» **Problem details**:
Each line that includes "Full" counts once; give the total and nothing besides.

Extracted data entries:
** START **

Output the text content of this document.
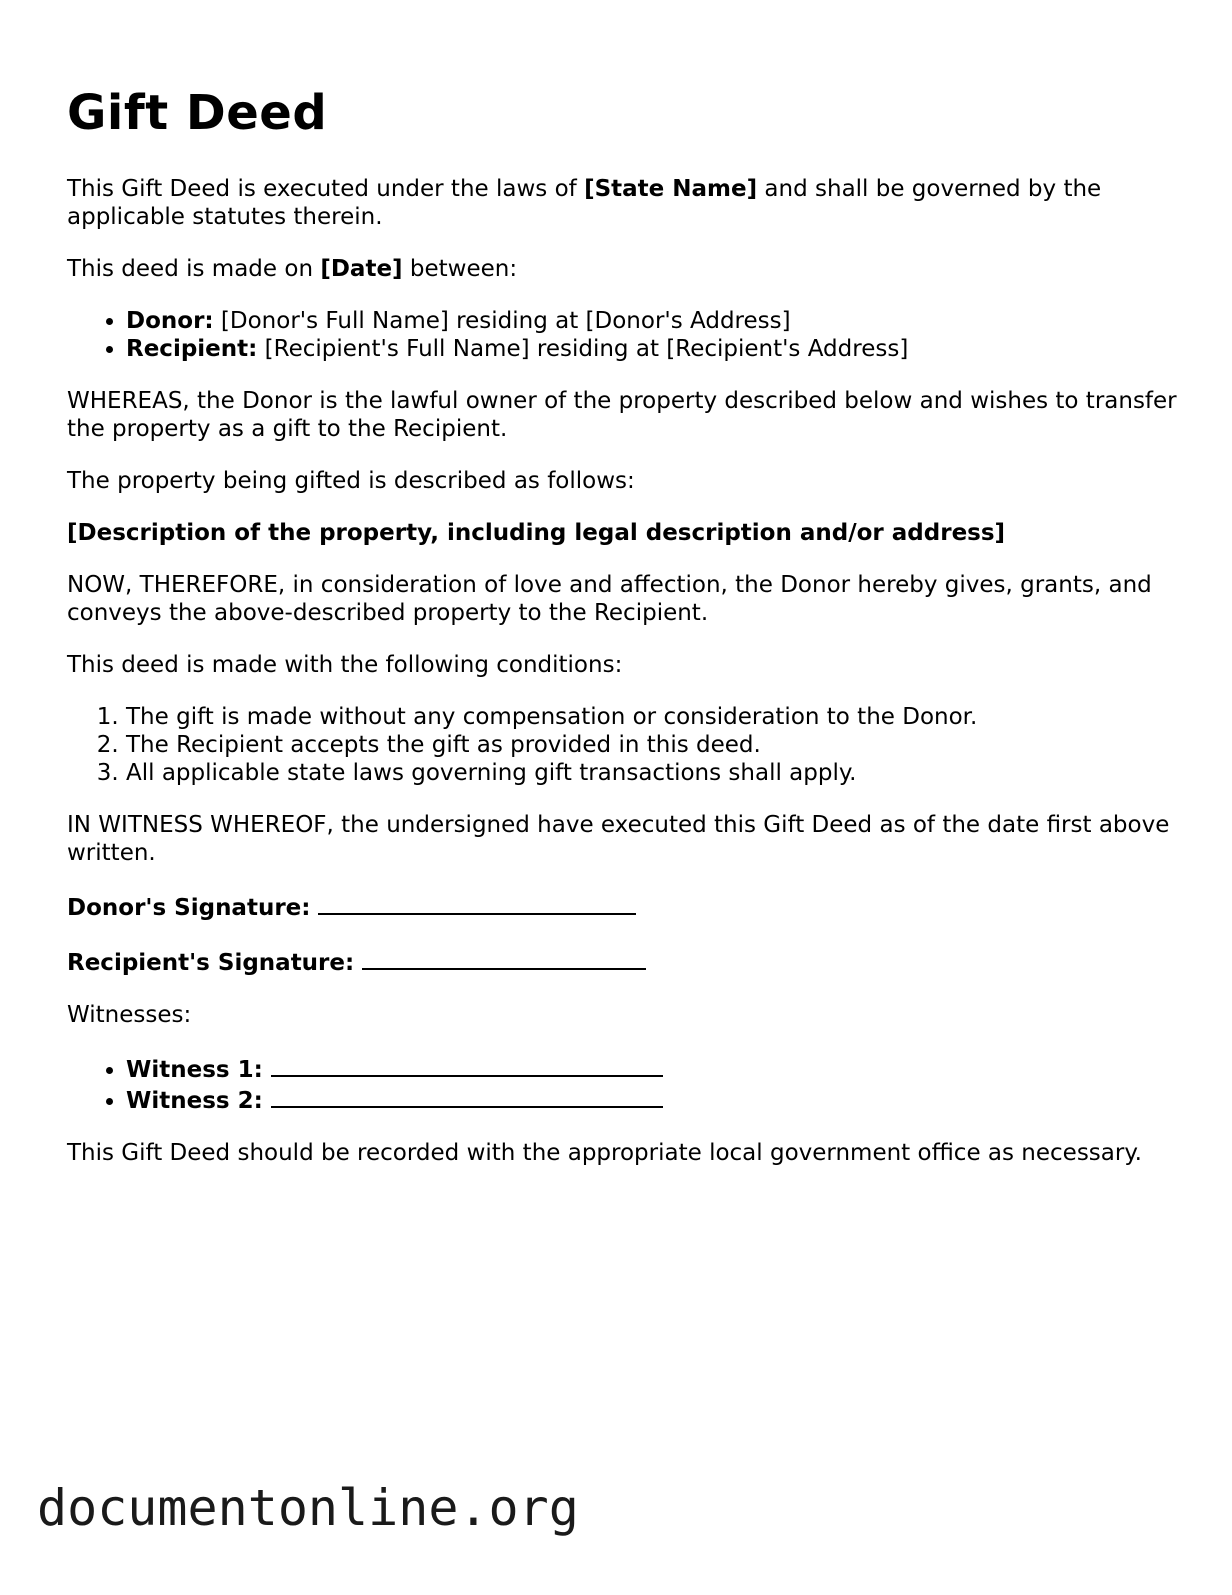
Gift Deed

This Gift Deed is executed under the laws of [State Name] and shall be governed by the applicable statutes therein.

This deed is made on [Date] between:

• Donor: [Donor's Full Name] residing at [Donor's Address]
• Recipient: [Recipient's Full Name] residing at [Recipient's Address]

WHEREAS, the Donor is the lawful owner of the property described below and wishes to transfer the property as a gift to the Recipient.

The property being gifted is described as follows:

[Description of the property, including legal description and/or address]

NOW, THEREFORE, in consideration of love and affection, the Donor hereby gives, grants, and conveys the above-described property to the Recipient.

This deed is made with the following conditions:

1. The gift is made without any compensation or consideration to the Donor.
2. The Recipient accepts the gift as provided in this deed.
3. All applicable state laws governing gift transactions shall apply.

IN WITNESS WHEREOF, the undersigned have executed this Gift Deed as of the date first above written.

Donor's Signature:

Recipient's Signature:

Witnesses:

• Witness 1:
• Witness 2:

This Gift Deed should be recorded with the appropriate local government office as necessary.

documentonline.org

** END **

» **Solution to this problem**:
2